▶ TASK GOAL
Spot every line with the word "except" and return it.

▶ DATA SUPPLIED
=-=-=

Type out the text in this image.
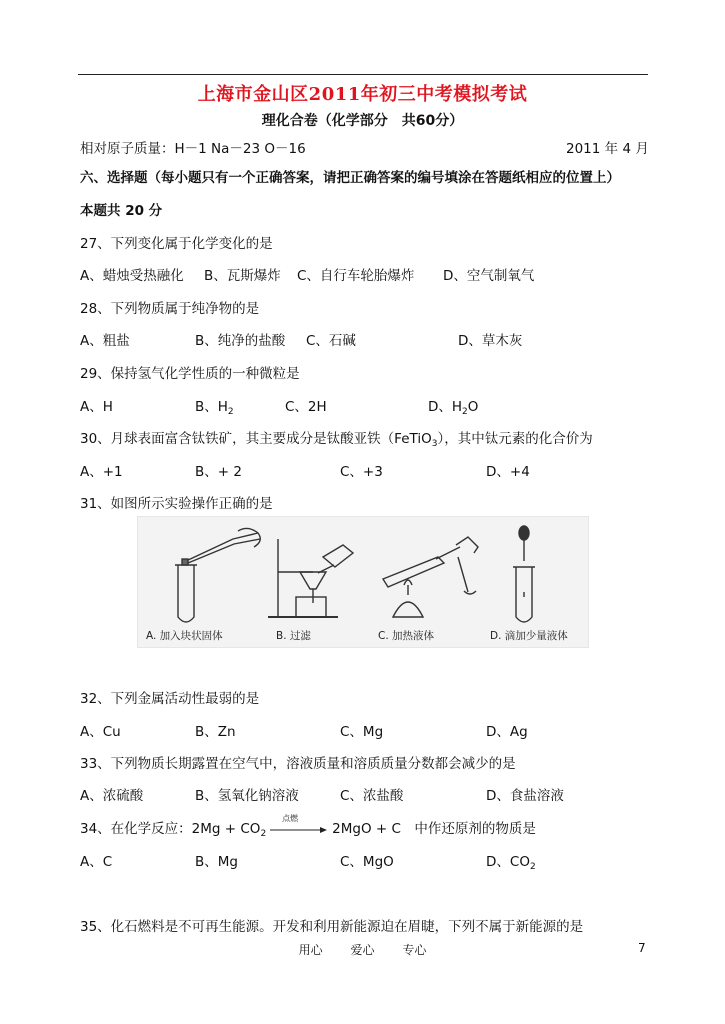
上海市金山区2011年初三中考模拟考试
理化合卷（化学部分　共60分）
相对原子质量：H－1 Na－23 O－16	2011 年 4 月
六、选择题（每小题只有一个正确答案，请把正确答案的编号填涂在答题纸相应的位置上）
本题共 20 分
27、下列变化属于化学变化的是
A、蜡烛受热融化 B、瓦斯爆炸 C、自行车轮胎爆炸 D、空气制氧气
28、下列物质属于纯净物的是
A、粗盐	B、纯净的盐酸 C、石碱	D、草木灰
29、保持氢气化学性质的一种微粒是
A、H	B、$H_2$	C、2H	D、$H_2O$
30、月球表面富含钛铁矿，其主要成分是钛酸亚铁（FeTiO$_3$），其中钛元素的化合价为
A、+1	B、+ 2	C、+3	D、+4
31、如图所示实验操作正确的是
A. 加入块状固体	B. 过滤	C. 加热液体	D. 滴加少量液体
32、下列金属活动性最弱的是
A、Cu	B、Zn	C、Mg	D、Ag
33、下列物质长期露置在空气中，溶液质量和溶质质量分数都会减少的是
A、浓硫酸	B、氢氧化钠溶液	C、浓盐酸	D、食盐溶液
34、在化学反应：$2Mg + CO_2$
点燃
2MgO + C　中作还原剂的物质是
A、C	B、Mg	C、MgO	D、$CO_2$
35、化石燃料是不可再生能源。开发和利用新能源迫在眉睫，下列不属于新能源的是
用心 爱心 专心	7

=-=-=

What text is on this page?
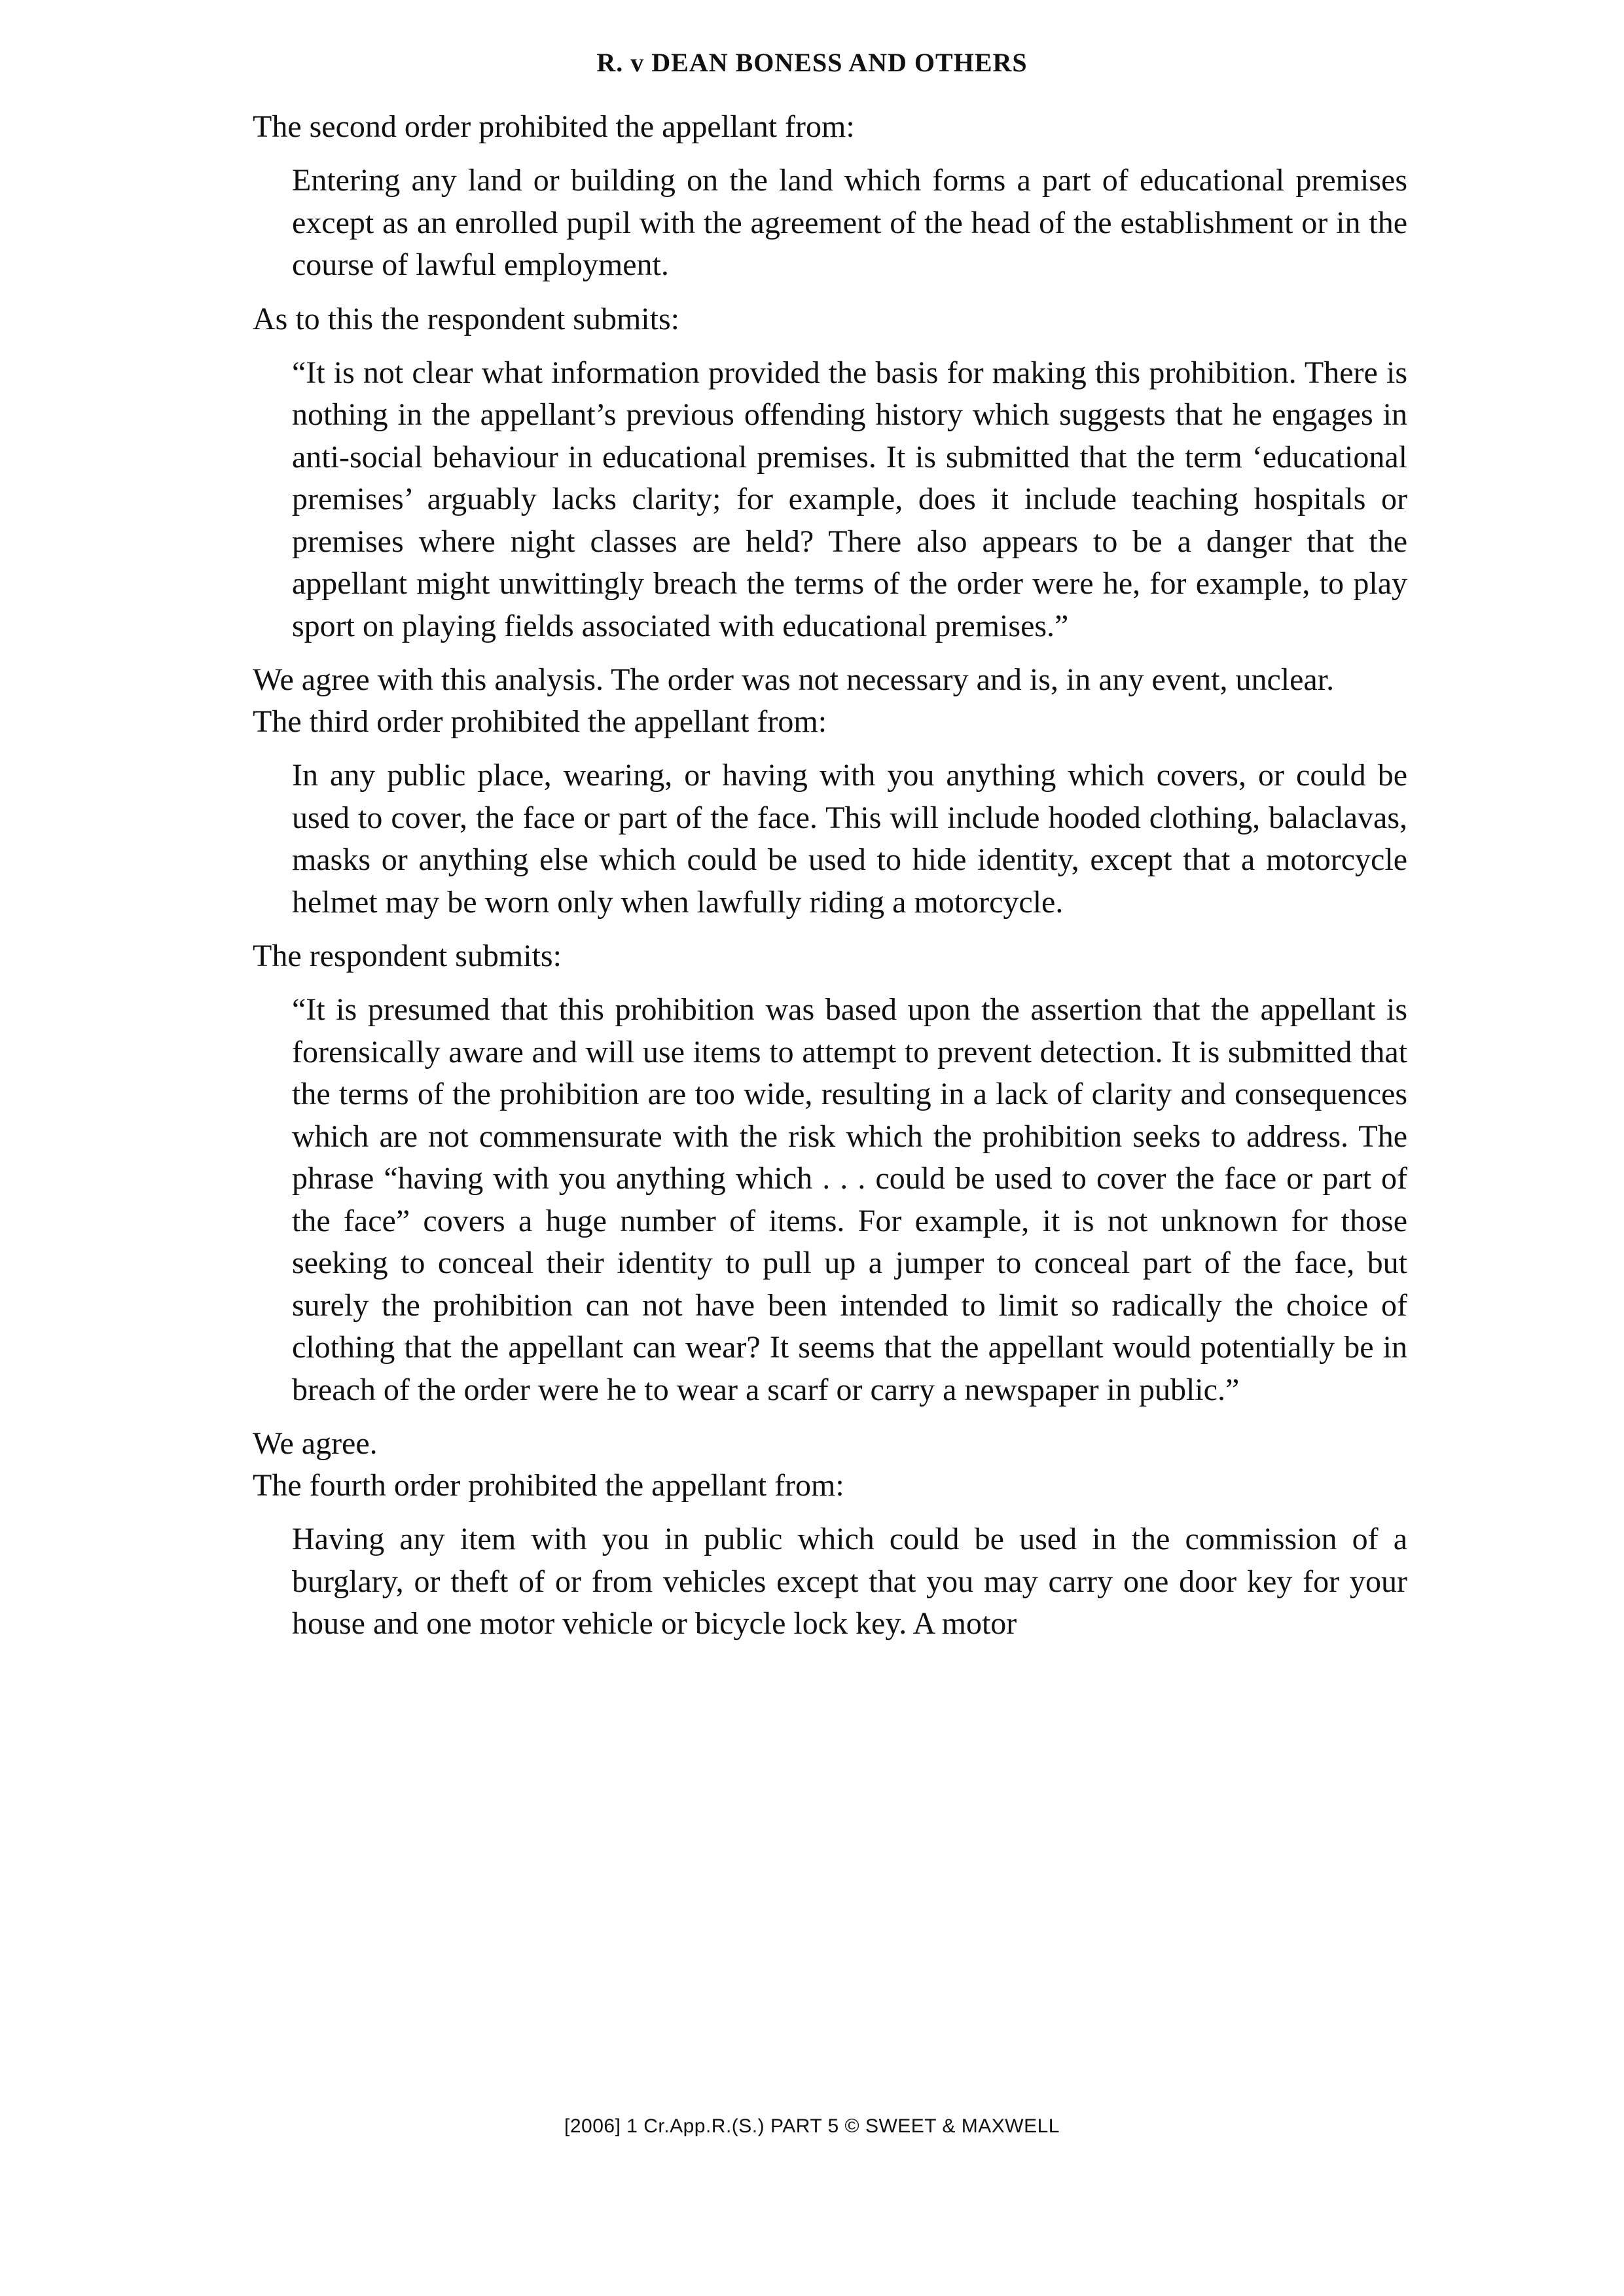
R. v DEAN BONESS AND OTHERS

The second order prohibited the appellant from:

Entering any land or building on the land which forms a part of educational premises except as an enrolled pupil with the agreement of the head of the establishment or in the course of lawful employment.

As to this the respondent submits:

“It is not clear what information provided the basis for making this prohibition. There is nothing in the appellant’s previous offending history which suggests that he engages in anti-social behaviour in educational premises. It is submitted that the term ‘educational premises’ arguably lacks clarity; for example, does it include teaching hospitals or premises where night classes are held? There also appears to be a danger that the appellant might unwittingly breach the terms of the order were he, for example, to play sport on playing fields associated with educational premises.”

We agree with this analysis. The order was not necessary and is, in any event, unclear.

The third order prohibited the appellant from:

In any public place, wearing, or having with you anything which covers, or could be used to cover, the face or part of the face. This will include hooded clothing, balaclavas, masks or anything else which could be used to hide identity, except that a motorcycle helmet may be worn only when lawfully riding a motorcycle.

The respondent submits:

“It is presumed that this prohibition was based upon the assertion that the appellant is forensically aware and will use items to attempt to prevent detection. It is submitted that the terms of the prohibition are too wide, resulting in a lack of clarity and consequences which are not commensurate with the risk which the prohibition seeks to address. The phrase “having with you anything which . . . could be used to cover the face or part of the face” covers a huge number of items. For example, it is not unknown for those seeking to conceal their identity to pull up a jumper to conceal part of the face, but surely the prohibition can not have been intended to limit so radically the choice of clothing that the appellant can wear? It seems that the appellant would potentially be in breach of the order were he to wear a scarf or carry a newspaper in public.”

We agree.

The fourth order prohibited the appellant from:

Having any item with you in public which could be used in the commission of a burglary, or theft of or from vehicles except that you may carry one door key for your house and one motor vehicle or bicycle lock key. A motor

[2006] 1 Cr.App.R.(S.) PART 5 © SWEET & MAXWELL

=-=-=

▶ ANSWER TO THE PROBLEM
Entering any land or building on the land which forms a part of educational premises except as an enrolled pupil with the agreement of the head of the establishment or in the course of lawful employment.
In any public place, wearing, or having with you anything which covers, or could be used to cover, the face or part of the face. This will include hooded clothing, balaclavas, masks or anything else which could be used to hide identity, except that a motorcycle helmet may be worn only when lawfully riding a motorcycle.
Having any item with you in public which could be used in the commission of a burglary, or theft of or from vehicles except that you may carry one door key for your house and one motor vehicle or bicycle lock key. A motor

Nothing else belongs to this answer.